[Figure data in JSON]
########

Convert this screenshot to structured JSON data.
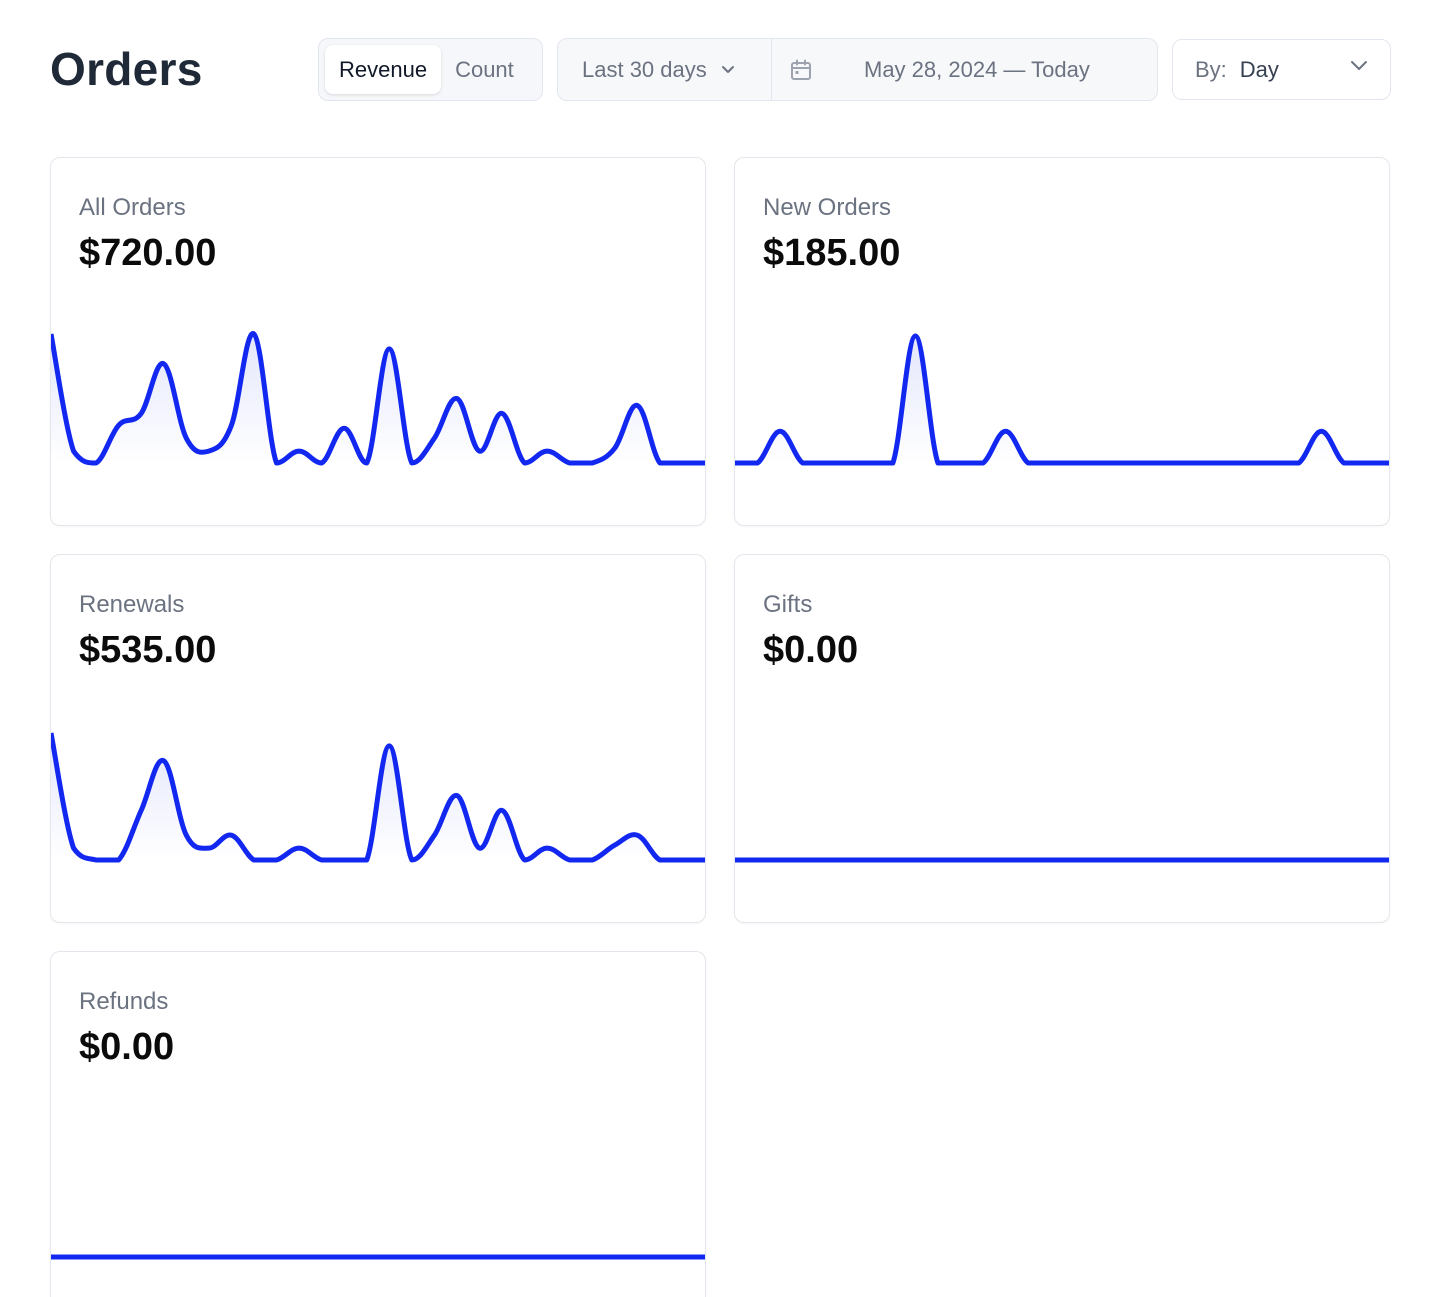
{
  "page": {
    "title": "Orders"
  },
  "metric_toggle": {
    "options": [
      "Revenue",
      "Count"
    ],
    "selected": "Revenue"
  },
  "date_range": {
    "preset": "Last 30 days",
    "dates": "May 28, 2024 — Today"
  },
  "group_by": {
    "label": "By:",
    "value": "Day"
  },
  "colors": {
    "line": "#1228f0",
    "fill_top": "#e3e6fb",
    "fill_bottom": "#ffffff"
  },
  "icons": {
    "dropdown": "chevron-down-icon",
    "date": "calendar-icon"
  },
  "cards": [
    {
      "label": "All Orders",
      "value": "$720.00",
      "chart_data": {
        "type": "area",
        "values": [
          130,
          12,
          0,
          38,
          50,
          100,
          25,
          12,
          38,
          130,
          0,
          12,
          0,
          35,
          0,
          115,
          0,
          25,
          65,
          12,
          50,
          0,
          12,
          0,
          0,
          15,
          58,
          0,
          0,
          0
        ],
        "ylim": [
          0,
          130
        ]
      }
    },
    {
      "label": "New Orders",
      "value": "$185.00",
      "chart_data": {
        "type": "area",
        "values": [
          0,
          0,
          32,
          0,
          0,
          0,
          0,
          0,
          128,
          0,
          0,
          0,
          32,
          0,
          0,
          0,
          0,
          0,
          0,
          0,
          0,
          0,
          0,
          0,
          0,
          0,
          32,
          0,
          0,
          0
        ],
        "ylim": [
          0,
          130
        ]
      }
    },
    {
      "label": "Renewals",
      "value": "$535.00",
      "chart_data": {
        "type": "area",
        "values": [
          128,
          12,
          0,
          0,
          50,
          100,
          25,
          12,
          25,
          0,
          0,
          12,
          0,
          0,
          0,
          115,
          0,
          25,
          65,
          12,
          50,
          0,
          12,
          0,
          0,
          15,
          25,
          0,
          0,
          0
        ],
        "ylim": [
          0,
          130
        ]
      }
    },
    {
      "label": "Gifts",
      "value": "$0.00",
      "chart_data": {
        "type": "area",
        "values": [
          0,
          0,
          0,
          0,
          0,
          0,
          0,
          0,
          0,
          0,
          0,
          0,
          0,
          0,
          0,
          0,
          0,
          0,
          0,
          0,
          0,
          0,
          0,
          0,
          0,
          0,
          0,
          0,
          0,
          0
        ],
        "ylim": [
          0,
          130
        ]
      }
    },
    {
      "label": "Refunds",
      "value": "$0.00",
      "chart_data": {
        "type": "area",
        "values": [
          0,
          0,
          0,
          0,
          0,
          0,
          0,
          0,
          0,
          0,
          0,
          0,
          0,
          0,
          0,
          0,
          0,
          0,
          0,
          0,
          0,
          0,
          0,
          0,
          0,
          0,
          0,
          0,
          0,
          0
        ],
        "ylim": [
          0,
          130
        ]
      }
    }
  ]
}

########

[Direction]
Write the records out once more, exactly as they appear, with no pictures.

[Written response]
Convert this screenshot to structured JSON data.
{
  "page": {
    "title": "Orders"
  },
  "metric_toggle": {
    "options": [
      "Revenue",
      "Count"
    ],
    "selected": "Revenue"
  },
  "date_range": {
    "preset": "Last 30 days",
    "dates": "May 28, 2024 — Today"
  },
  "group_by": {
    "label": "By:",
    "value": "Day"
  },
  "colors": {
    "line": "#1228f0",
    "fill_top": "#e3e6fb",
    "fill_bottom": "#ffffff"
  },
  "icons": {
    "dropdown": "chevron-down-icon",
    "date": "calendar-icon"
  },
  "cards": [
    {
      "label": "All Orders",
      "value": "$720.00",
      "chart_data": {
        "type": "area",
        "values": [
          130,
          12,
          0,
          38,
          50,
          100,
          25,
          12,
          38,
          130,
          0,
          12,
          0,
          35,
          0,
          115,
          0,
          25,
          65,
          12,
          50,
          0,
          12,
          0,
          0,
          15,
          58,
          0,
          0,
          0
        ],
        "ylim": [
          0,
          130
        ]
      }
    },
    {
      "label": "New Orders",
      "value": "$185.00",
      "chart_data": {
        "type": "area",
        "values": [
          0,
          0,
          32,
          0,
          0,
          0,
          0,
          0,
          128,
          0,
          0,
          0,
          32,
          0,
          0,
          0,
          0,
          0,
          0,
          0,
          0,
          0,
          0,
          0,
          0,
          0,
          32,
          0,
          0,
          0
        ],
        "ylim": [
          0,
          130
        ]
      }
    },
    {
      "label": "Renewals",
      "value": "$535.00",
      "chart_data": {
        "type": "area",
        "values": [
          128,
          12,
          0,
          0,
          50,
          100,
          25,
          12,
          25,
          0,
          0,
          12,
          0,
          0,
          0,
          115,
          0,
          25,
          65,
          12,
          50,
          0,
          12,
          0,
          0,
          15,
          25,
          0,
          0,
          0
        ],
        "ylim": [
          0,
          130
        ]
      }
    },
    {
      "label": "Gifts",
      "value": "$0.00",
      "chart_data": {
        "type": "area",
        "values": [
          0,
          0,
          0,
          0,
          0,
          0,
          0,
          0,
          0,
          0,
          0,
          0,
          0,
          0,
          0,
          0,
          0,
          0,
          0,
          0,
          0,
          0,
          0,
          0,
          0,
          0,
          0,
          0,
          0,
          0
        ],
        "ylim": [
          0,
          130
        ]
      }
    },
    {
      "label": "Refunds",
      "value": "$0.00",
      "chart_data": {
        "type": "area",
        "values": [
          0,
          0,
          0,
          0,
          0,
          0,
          0,
          0,
          0,
          0,
          0,
          0,
          0,
          0,
          0,
          0,
          0,
          0,
          0,
          0,
          0,
          0,
          0,
          0,
          0,
          0,
          0,
          0,
          0,
          0
        ],
        "ylim": [
          0,
          130
        ]
      }
    }
  ]
}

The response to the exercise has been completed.